● **Objective**:
Scan the records below. List lines holding "Yates".

-- Material to process start --

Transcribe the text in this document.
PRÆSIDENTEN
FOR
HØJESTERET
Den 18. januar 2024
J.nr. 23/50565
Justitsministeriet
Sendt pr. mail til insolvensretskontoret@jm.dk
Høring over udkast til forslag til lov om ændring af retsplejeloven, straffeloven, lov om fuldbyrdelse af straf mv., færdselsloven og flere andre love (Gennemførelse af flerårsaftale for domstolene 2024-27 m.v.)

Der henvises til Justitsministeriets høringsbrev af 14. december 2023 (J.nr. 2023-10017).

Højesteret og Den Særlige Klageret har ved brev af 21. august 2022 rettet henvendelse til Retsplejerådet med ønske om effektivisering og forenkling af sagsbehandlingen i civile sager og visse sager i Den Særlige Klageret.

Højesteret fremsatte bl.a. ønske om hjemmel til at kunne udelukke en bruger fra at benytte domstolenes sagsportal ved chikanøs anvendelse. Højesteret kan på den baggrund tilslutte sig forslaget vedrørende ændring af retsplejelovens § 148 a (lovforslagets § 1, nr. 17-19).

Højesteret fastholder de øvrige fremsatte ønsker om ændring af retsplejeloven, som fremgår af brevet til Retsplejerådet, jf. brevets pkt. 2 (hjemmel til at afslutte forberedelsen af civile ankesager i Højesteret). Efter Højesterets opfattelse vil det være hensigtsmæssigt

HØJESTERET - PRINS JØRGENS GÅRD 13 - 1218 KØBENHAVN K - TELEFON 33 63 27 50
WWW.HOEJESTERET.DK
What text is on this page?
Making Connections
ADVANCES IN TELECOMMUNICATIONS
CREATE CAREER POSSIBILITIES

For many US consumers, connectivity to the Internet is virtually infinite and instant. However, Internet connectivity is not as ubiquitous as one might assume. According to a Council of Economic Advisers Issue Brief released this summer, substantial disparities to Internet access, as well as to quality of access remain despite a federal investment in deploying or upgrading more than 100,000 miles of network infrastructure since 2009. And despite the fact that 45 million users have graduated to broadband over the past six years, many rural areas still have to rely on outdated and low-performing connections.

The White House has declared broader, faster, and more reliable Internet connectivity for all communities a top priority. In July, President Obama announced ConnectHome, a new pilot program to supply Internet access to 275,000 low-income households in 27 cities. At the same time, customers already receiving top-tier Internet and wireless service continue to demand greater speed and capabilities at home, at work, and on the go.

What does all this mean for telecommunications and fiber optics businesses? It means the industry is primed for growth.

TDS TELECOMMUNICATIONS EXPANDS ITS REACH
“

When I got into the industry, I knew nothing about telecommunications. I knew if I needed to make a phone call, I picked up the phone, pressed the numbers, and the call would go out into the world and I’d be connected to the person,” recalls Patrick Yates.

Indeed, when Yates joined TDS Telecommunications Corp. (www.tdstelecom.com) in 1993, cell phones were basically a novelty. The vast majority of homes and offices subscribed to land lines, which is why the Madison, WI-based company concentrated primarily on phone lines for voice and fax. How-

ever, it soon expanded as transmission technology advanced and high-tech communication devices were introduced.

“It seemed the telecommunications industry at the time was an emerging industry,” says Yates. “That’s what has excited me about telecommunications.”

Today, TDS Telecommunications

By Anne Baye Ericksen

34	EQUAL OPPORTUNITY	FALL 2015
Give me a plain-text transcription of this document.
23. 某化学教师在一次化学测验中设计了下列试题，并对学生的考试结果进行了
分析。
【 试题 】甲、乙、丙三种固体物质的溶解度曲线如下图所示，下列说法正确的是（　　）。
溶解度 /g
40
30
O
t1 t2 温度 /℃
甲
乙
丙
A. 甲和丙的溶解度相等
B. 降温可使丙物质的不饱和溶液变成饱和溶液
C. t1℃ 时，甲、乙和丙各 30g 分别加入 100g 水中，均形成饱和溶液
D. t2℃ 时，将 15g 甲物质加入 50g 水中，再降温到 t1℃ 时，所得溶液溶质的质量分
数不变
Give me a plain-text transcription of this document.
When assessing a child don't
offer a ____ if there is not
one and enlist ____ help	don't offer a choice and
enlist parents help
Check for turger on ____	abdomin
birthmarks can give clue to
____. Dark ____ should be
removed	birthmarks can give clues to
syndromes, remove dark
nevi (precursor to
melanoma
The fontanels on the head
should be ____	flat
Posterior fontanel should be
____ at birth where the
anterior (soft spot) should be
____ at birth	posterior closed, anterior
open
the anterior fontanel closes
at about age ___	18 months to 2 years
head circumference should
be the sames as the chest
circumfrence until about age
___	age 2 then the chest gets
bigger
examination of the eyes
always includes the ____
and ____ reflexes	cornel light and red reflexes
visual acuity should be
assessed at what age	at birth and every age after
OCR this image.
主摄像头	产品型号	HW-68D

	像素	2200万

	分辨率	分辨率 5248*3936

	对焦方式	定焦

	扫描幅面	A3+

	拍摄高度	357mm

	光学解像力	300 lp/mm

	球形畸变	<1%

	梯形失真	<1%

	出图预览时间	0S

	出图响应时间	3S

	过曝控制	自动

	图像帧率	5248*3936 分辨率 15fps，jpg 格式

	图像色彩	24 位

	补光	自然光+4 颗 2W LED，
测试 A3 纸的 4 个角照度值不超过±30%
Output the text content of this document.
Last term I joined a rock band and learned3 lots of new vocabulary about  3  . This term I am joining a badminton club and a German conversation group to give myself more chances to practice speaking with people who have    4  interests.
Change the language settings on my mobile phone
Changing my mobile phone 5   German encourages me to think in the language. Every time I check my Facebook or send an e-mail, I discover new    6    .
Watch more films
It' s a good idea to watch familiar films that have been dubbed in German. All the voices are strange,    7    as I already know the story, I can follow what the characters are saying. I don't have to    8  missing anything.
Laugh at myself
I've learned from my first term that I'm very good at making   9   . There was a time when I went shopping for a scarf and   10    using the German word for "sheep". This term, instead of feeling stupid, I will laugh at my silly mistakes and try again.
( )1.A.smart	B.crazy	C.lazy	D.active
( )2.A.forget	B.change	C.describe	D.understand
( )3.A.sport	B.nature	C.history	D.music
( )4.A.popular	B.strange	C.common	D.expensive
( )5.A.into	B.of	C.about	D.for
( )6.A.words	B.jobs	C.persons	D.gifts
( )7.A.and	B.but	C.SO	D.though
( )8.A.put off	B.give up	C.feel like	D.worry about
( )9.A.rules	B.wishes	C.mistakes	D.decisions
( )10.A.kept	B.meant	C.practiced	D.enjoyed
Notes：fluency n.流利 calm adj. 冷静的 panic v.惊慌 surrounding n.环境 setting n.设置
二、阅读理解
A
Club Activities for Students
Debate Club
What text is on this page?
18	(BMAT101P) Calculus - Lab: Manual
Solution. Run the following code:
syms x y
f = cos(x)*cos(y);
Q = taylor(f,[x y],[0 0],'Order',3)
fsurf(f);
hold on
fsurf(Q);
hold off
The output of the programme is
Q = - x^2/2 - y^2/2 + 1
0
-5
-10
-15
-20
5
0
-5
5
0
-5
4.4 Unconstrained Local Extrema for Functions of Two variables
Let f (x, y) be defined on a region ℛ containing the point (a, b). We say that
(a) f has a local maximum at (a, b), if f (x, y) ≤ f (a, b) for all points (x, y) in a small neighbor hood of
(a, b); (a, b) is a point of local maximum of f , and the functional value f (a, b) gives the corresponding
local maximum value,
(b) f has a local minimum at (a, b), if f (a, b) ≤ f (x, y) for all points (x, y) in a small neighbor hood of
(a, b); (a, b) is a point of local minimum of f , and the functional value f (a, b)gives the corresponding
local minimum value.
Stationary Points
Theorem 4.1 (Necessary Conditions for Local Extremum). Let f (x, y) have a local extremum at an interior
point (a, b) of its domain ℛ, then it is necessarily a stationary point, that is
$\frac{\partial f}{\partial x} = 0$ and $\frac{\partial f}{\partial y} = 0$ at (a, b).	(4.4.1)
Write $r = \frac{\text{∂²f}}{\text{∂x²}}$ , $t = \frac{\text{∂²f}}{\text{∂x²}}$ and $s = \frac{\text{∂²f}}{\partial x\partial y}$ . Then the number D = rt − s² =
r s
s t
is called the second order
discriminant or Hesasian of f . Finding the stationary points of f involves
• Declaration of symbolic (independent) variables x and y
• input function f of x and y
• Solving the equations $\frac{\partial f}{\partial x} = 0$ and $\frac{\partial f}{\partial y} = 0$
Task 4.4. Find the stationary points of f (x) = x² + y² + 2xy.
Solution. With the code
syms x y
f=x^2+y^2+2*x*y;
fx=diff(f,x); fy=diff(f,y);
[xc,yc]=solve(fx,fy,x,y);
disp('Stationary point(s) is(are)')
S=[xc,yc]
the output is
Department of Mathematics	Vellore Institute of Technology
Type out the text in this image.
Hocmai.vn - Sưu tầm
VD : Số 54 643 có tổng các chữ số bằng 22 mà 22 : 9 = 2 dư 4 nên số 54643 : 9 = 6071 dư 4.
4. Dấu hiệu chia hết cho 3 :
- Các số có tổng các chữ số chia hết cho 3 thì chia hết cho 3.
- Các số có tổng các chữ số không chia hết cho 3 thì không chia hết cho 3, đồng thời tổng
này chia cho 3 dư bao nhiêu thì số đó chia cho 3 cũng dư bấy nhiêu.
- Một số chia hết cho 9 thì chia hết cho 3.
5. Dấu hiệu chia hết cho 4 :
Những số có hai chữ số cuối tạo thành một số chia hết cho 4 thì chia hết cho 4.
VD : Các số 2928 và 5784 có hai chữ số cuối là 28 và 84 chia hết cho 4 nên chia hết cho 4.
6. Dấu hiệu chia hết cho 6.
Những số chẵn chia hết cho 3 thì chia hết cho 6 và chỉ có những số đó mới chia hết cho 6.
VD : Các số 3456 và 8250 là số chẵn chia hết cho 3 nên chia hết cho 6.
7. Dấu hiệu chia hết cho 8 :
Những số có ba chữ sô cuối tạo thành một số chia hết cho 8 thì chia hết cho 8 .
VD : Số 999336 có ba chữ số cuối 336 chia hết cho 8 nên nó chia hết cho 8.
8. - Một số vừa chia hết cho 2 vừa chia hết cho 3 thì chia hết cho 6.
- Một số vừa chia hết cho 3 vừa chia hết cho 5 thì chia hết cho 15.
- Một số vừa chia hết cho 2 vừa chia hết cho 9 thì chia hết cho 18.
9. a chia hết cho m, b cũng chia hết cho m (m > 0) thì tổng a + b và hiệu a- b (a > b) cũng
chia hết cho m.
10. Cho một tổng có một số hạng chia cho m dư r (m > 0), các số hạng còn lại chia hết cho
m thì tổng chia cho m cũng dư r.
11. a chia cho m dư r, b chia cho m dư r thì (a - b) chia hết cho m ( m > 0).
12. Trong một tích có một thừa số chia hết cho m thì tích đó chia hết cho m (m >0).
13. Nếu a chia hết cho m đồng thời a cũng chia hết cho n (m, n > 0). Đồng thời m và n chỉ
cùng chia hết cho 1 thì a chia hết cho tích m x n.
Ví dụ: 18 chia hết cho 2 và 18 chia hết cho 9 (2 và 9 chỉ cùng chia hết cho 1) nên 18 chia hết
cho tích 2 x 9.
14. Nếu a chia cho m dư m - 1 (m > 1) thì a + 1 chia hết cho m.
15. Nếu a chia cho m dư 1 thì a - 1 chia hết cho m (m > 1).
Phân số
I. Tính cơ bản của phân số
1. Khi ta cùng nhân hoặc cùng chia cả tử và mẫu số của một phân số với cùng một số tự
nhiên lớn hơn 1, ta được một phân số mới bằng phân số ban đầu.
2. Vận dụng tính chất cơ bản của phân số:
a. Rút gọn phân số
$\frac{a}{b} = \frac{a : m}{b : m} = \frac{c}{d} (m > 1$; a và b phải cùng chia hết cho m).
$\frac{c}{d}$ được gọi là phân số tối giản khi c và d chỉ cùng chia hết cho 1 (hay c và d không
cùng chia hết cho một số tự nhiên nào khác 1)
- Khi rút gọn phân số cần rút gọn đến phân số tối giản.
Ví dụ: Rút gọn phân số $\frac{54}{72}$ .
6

-- Material to process end --

● **Exercise solution**:
When I got into the industry, I knew nothing about telecommunications. I knew if I needed to make a phone call, I picked up the phone, pressed the numbers, and the call would go out into the world and I’d be connected to the person,” recalls Patrick Yates.
Indeed, when Yates joined TDS Telecommunications Corp. (www.tdstelecom.com) in 1993, cell phones were basically a novelty. The vast majority of homes and offices subscribed to land lines, which is why the Madison, WI-based company concentrated primarily on phone lines for voice and fax. How-
“It seemed the telecommunications industry at the time was an emerging industry,” says Yates. “That’s what has excited me about telecommunications.”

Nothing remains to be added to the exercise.